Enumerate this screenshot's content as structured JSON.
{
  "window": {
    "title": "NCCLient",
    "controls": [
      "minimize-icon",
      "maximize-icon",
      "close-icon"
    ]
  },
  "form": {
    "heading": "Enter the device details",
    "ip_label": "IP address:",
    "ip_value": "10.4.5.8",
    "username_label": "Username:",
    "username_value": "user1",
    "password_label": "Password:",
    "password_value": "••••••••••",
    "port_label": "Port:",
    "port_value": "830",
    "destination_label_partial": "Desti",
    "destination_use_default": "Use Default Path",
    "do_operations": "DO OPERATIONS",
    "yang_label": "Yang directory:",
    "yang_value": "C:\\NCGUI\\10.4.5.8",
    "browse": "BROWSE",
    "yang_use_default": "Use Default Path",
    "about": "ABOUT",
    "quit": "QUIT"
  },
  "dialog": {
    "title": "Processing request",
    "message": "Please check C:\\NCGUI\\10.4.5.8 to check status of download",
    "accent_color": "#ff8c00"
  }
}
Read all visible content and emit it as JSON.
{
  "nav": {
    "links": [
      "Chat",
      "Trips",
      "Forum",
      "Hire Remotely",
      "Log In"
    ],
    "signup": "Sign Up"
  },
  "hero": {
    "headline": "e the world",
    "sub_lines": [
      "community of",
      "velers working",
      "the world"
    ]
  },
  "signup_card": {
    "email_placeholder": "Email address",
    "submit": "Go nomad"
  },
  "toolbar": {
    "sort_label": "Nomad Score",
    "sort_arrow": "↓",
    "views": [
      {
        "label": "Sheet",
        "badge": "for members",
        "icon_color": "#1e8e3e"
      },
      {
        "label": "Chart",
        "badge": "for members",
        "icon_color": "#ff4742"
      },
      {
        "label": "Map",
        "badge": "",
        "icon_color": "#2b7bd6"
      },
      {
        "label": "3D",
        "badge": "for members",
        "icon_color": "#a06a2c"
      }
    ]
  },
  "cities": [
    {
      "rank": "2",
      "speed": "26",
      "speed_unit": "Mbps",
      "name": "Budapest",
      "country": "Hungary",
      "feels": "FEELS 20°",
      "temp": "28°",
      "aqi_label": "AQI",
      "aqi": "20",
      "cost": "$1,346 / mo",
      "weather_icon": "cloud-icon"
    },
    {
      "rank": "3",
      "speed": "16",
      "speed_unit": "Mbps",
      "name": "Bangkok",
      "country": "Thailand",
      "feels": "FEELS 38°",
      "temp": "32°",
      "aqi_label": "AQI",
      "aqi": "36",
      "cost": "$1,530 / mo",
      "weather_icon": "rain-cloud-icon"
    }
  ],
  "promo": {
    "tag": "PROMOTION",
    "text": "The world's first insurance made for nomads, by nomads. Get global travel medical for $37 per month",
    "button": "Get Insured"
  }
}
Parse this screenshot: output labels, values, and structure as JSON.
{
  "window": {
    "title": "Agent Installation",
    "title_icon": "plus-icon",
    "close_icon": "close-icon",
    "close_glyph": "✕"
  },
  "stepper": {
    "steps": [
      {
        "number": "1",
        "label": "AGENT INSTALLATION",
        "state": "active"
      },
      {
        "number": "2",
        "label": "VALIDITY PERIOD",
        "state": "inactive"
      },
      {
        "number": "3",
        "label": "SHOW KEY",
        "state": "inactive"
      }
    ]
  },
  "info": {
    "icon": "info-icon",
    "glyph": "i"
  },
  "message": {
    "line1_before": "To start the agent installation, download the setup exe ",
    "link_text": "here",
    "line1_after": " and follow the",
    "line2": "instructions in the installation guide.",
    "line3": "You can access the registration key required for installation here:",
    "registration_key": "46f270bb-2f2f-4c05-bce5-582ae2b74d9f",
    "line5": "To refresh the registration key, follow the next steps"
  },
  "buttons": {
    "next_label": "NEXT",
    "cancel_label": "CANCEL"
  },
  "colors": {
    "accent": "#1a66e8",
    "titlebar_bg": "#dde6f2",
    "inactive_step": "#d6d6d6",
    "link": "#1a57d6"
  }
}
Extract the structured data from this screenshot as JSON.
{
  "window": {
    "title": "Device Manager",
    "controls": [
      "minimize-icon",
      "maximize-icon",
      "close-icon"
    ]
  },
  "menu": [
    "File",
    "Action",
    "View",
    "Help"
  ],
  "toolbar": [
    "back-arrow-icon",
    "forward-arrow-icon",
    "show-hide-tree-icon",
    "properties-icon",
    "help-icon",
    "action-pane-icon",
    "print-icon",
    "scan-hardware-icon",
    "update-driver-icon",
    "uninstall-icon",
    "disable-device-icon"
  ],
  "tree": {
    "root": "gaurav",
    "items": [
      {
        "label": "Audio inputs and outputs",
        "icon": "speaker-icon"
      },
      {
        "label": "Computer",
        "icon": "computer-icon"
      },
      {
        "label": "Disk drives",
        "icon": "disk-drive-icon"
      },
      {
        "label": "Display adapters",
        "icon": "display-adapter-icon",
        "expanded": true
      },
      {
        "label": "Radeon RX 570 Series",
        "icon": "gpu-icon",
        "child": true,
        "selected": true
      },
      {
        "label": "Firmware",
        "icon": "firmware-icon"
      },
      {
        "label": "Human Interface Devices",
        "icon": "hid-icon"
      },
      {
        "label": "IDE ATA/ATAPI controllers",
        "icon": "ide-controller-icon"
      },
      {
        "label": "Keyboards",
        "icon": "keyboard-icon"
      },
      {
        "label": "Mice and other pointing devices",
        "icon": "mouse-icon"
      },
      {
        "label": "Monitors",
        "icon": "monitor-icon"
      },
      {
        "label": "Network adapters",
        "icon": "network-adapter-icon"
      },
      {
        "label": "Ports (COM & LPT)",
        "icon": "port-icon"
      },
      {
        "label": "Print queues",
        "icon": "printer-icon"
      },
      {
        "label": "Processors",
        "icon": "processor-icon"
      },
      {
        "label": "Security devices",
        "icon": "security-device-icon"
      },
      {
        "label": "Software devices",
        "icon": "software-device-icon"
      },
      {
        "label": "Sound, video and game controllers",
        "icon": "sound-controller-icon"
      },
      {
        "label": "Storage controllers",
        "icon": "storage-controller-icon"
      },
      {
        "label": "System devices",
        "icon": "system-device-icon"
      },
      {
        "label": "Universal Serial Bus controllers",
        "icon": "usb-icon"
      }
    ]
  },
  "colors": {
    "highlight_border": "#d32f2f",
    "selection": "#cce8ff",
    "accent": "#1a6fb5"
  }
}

____

◆ **PROBLEM TO SOLVE**
Copy down the whole of the data above, matching it exactly.

◆ **SOLUTION TO THE EXERCISE**
Enumerate this screenshot's content as structured JSON.
{
  "window": {
    "title": "NCCLient",
    "controls": [
      "minimize-icon",
      "maximize-icon",
      "close-icon"
    ]
  },
  "form": {
    "heading": "Enter the device details",
    "ip_label": "IP address:",
    "ip_value": "10.4.5.8",
    "username_label": "Username:",
    "username_value": "user1",
    "password_label": "Password:",
    "password_value": "••••••••••",
    "port_label": "Port:",
    "port_value": "830",
    "destination_label_partial": "Desti",
    "destination_use_default": "Use Default Path",
    "do_operations": "DO OPERATIONS",
    "yang_label": "Yang directory:",
    "yang_value": "C:\\NCGUI\\10.4.5.8",
    "browse": "BROWSE",
    "yang_use_default": "Use Default Path",
    "about": "ABOUT",
    "quit": "QUIT"
  },
  "dialog": {
    "title": "Processing request",
    "message": "Please check C:\\NCGUI\\10.4.5.8 to check status of download",
    "accent_color": "#ff8c00"
  }
}
Read all visible content and emit it as JSON.
{
  "nav": {
    "links": [
      "Chat",
      "Trips",
      "Forum",
      "Hire Remotely",
      "Log In"
    ],
    "signup": "Sign Up"
  },
  "hero": {
    "headline": "e the world",
    "sub_lines": [
      "community of",
      "velers working",
      "the world"
    ]
  },
  "signup_card": {
    "email_placeholder": "Email address",
    "submit": "Go nomad"
  },
  "toolbar": {
    "sort_label": "Nomad Score",
    "sort_arrow": "↓",
    "views": [
      {
        "label": "Sheet",
        "badge": "for members",
        "icon_color": "#1e8e3e"
      },
      {
        "label": "Chart",
        "badge": "for members",
        "icon_color": "#ff4742"
      },
      {
        "label": "Map",
        "badge": "",
        "icon_color": "#2b7bd6"
      },
      {
        "label": "3D",
        "badge": "for members",
        "icon_color": "#a06a2c"
      }
    ]
  },
  "cities": [
    {
      "rank": "2",
      "speed": "26",
      "speed_unit": "Mbps",
      "name": "Budapest",
      "country": "Hungary",
      "feels": "FEELS 20°",
      "temp": "28°",
      "aqi_label": "AQI",
      "aqi": "20",
      "cost": "$1,346 / mo",
      "weather_icon": "cloud-icon"
    },
    {
      "rank": "3",
      "speed": "16",
      "speed_unit": "Mbps",
      "name": "Bangkok",
      "country": "Thailand",
      "feels": "FEELS 38°",
      "temp": "32°",
      "aqi_label": "AQI",
      "aqi": "36",
      "cost": "$1,530 / mo",
      "weather_icon": "rain-cloud-icon"
    }
  ],
  "promo": {
    "tag": "PROMOTION",
    "text": "The world's first insurance made for nomads, by nomads. Get global travel medical for $37 per month",
    "button": "Get Insured"
  }
}
Parse this screenshot: output labels, values, and structure as JSON.
{
  "window": {
    "title": "Agent Installation",
    "title_icon": "plus-icon",
    "close_icon": "close-icon",
    "close_glyph": "✕"
  },
  "stepper": {
    "steps": [
      {
        "number": "1",
        "label": "AGENT INSTALLATION",
        "state": "active"
      },
      {
        "number": "2",
        "label": "VALIDITY PERIOD",
        "state": "inactive"
      },
      {
        "number": "3",
        "label": "SHOW KEY",
        "state": "inactive"
      }
    ]
  },
  "info": {
    "icon": "info-icon",
    "glyph": "i"
  },
  "message": {
    "line1_before": "To start the agent installation, download the setup exe ",
    "link_text": "here",
    "line1_after": " and follow the",
    "line2": "instructions in the installation guide.",
    "line3": "You can access the registration key required for installation here:",
    "registration_key": "46f270bb-2f2f-4c05-bce5-582ae2b74d9f",
    "line5": "To refresh the registration key, follow the next steps"
  },
  "buttons": {
    "next_label": "NEXT",
    "cancel_label": "CANCEL"
  },
  "colors": {
    "accent": "#1a66e8",
    "titlebar_bg": "#dde6f2",
    "inactive_step": "#d6d6d6",
    "link": "#1a57d6"
  }
}
Extract the structured data from this screenshot as JSON.
{
  "window": {
    "title": "Device Manager",
    "controls": [
      "minimize-icon",
      "maximize-icon",
      "close-icon"
    ]
  },
  "menu": [
    "File",
    "Action",
    "View",
    "Help"
  ],
  "toolbar": [
    "back-arrow-icon",
    "forward-arrow-icon",
    "show-hide-tree-icon",
    "properties-icon",
    "help-icon",
    "action-pane-icon",
    "print-icon",
    "scan-hardware-icon",
    "update-driver-icon",
    "uninstall-icon",
    "disable-device-icon"
  ],
  "tree": {
    "root": "gaurav",
    "items": [
      {
        "label": "Audio inputs and outputs",
        "icon": "speaker-icon"
      },
      {
        "label": "Computer",
        "icon": "computer-icon"
      },
      {
        "label": "Disk drives",
        "icon": "disk-drive-icon"
      },
      {
        "label": "Display adapters",
        "icon": "display-adapter-icon",
        "expanded": true
      },
      {
        "label": "Radeon RX 570 Series",
        "icon": "gpu-icon",
        "child": true,
        "selected": true
      },
      {
        "label": "Firmware",
        "icon": "firmware-icon"
      },
      {
        "label": "Human Interface Devices",
        "icon": "hid-icon"
      },
      {
        "label": "IDE ATA/ATAPI controllers",
        "icon": "ide-controller-icon"
      },
      {
        "label": "Keyboards",
        "icon": "keyboard-icon"
      },
      {
        "label": "Mice and other pointing devices",
        "icon": "mouse-icon"
      },
      {
        "label": "Monitors",
        "icon": "monitor-icon"
      },
      {
        "label": "Network adapters",
        "icon": "network-adapter-icon"
      },
      {
        "label": "Ports (COM & LPT)",
        "icon": "port-icon"
      },
      {
        "label": "Print queues",
        "icon": "printer-icon"
      },
      {
        "label": "Processors",
        "icon": "processor-icon"
      },
      {
        "label": "Security devices",
        "icon": "security-device-icon"
      },
      {
        "label": "Software devices",
        "icon": "software-device-icon"
      },
      {
        "label": "Sound, video and game controllers",
        "icon": "sound-controller-icon"
      },
      {
        "label": "Storage controllers",
        "icon": "storage-controller-icon"
      },
      {
        "label": "System devices",
        "icon": "system-device-icon"
      },
      {
        "label": "Universal Serial Bus controllers",
        "icon": "usb-icon"
      }
    ]
  },
  "colors": {
    "highlight_border": "#d32f2f",
    "selection": "#cce8ff",
    "accent": "#1a6fb5"
  }
}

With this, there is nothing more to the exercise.